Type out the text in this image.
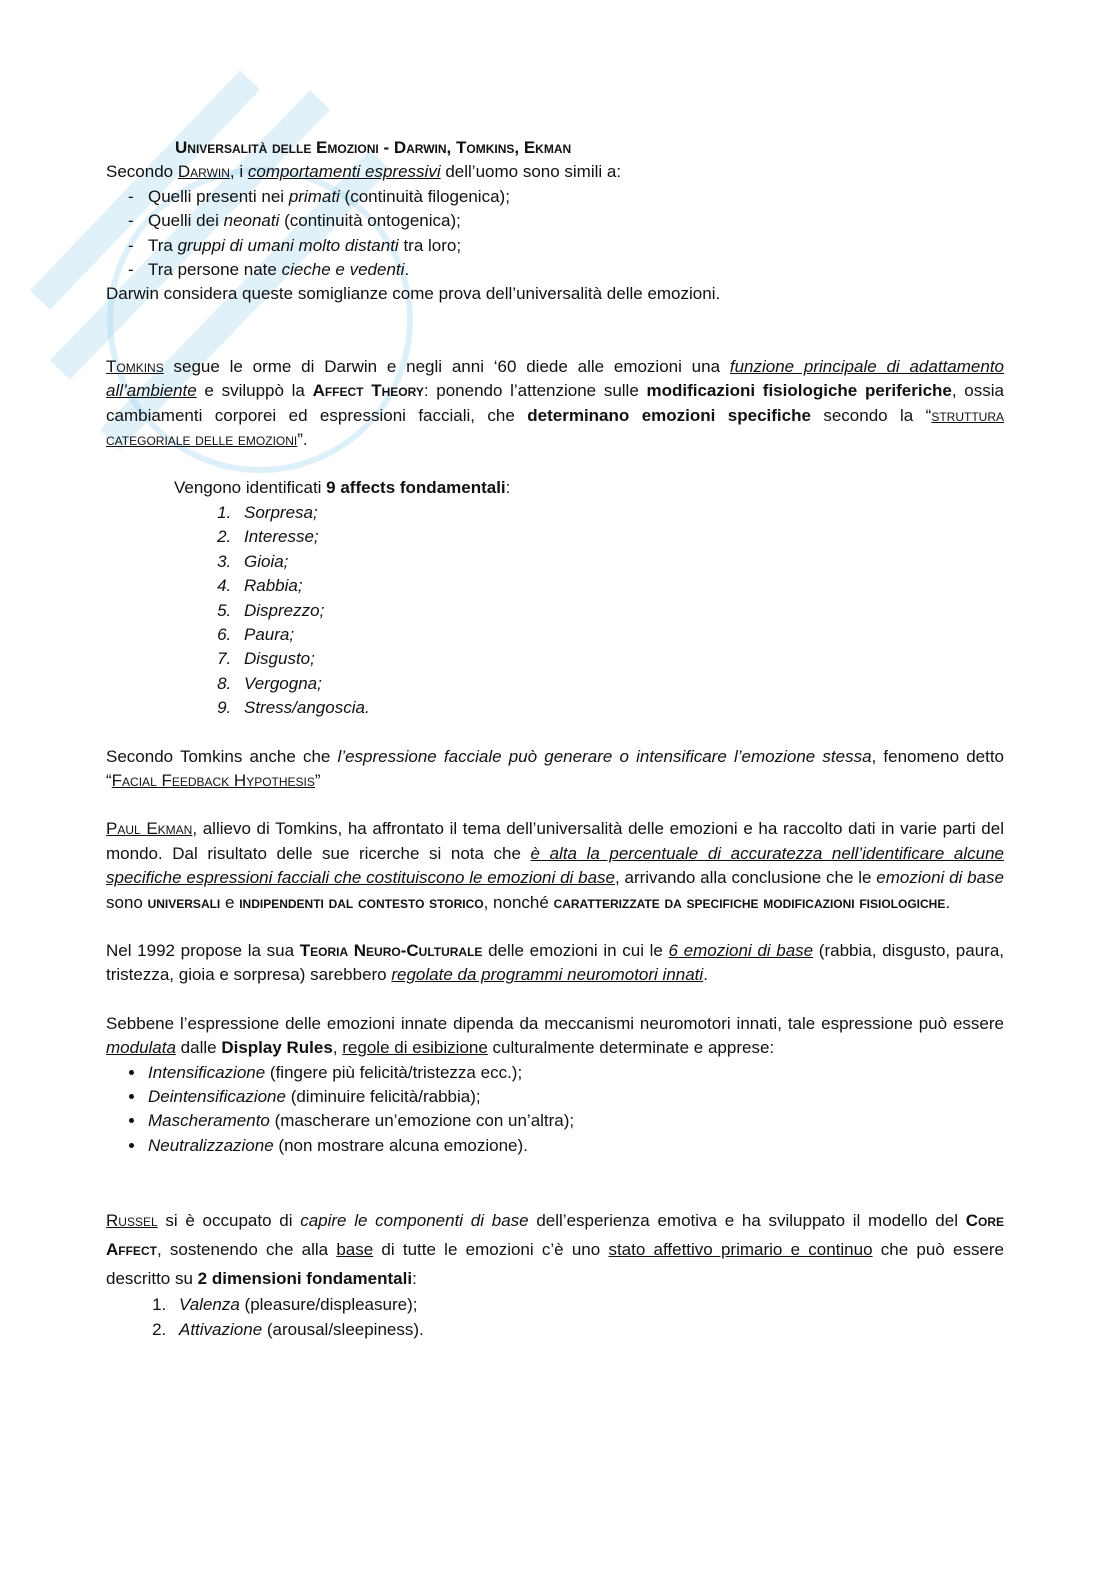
Universalità delle Emozioni - Darwin, Tomkins, Ekman

Secondo Darwin, i comportamenti espressivi dell’uomo sono simili a:

- Quelli presenti nei primati (continuità filogenica);
- Quelli dei neonati (continuità ontogenica);
- Tra gruppi di umani molto distanti tra loro;
- Tra persone nate cieche e vedenti.

Darwin considera queste somiglianze come prova dell’universalità delle emozioni.

Tomkins segue le orme di Darwin e negli anni ‘60 diede alle emozioni una funzione principale di adattamento all’ambiente e sviluppò la Affect Theory: ponendo l’attenzione sulle modificazioni fisiologiche periferiche, ossia cambiamenti corporei ed espressioni facciali, che determinano emozioni specifiche secondo la “struttura categoriale delle emozioni”.

Vengono identificati 9 affects fondamentali:

1. Sorpresa;
2. Interesse;
3. Gioia;
4. Rabbia;
5. Disprezzo;
6. Paura;
7. Disgusto;
8. Vergogna;
9. Stress/angoscia.

Secondo Tomkins anche che l’espressione facciale può generare o intensificare l’emozione stessa, fenomeno detto “Facial Feedback Hypothesis”

Paul Ekman, allievo di Tomkins, ha affrontato il tema dell’universalità delle emozioni e ha raccolto dati in varie parti del mondo. Dal risultato delle sue ricerche si nota che è alta la percentuale di accuratezza nell’identificare alcune specifiche espressioni facciali che costituiscono le emozioni di base, arrivando alla conclusione che le emozioni di base sono universali e indipendenti dal contesto storico, nonché caratterizzate da specifiche modificazioni fisiologiche.

Nel 1992 propose la sua Teoria Neuro-Culturale delle emozioni in cui le 6 emozioni di base (rabbia, disgusto, paura, tristezza, gioia e sorpresa) sarebbero regolate da programmi neuromotori innati.

Sebbene l’espressione delle emozioni innate dipenda da meccanismi neuromotori innati, tale espressione può essere modulata dalle Display Rules, regole di esibizione culturalmente determinate e apprese:

• Intensificazione (fingere più felicità/tristezza ecc.);
• Deintensificazione (diminuire felicità/rabbia);
• Mascheramento (mascherare un’emozione con un’altra);
• Neutralizzazione (non mostrare alcuna emozione).

Russel si è occupato di capire le componenti di base dell’esperienza emotiva e ha sviluppato il modello del Core Affect, sostenendo che alla base di tutte le emozioni c’è uno stato affettivo primario e continuo che può essere descritto su 2 dimensioni fondamentali:

1. Valenza (pleasure/displeasure);
2. Attivazione (arousal/sleepiness).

══════════

State how many lines of the entries above include the word "emozione", offering no text other than the number.

3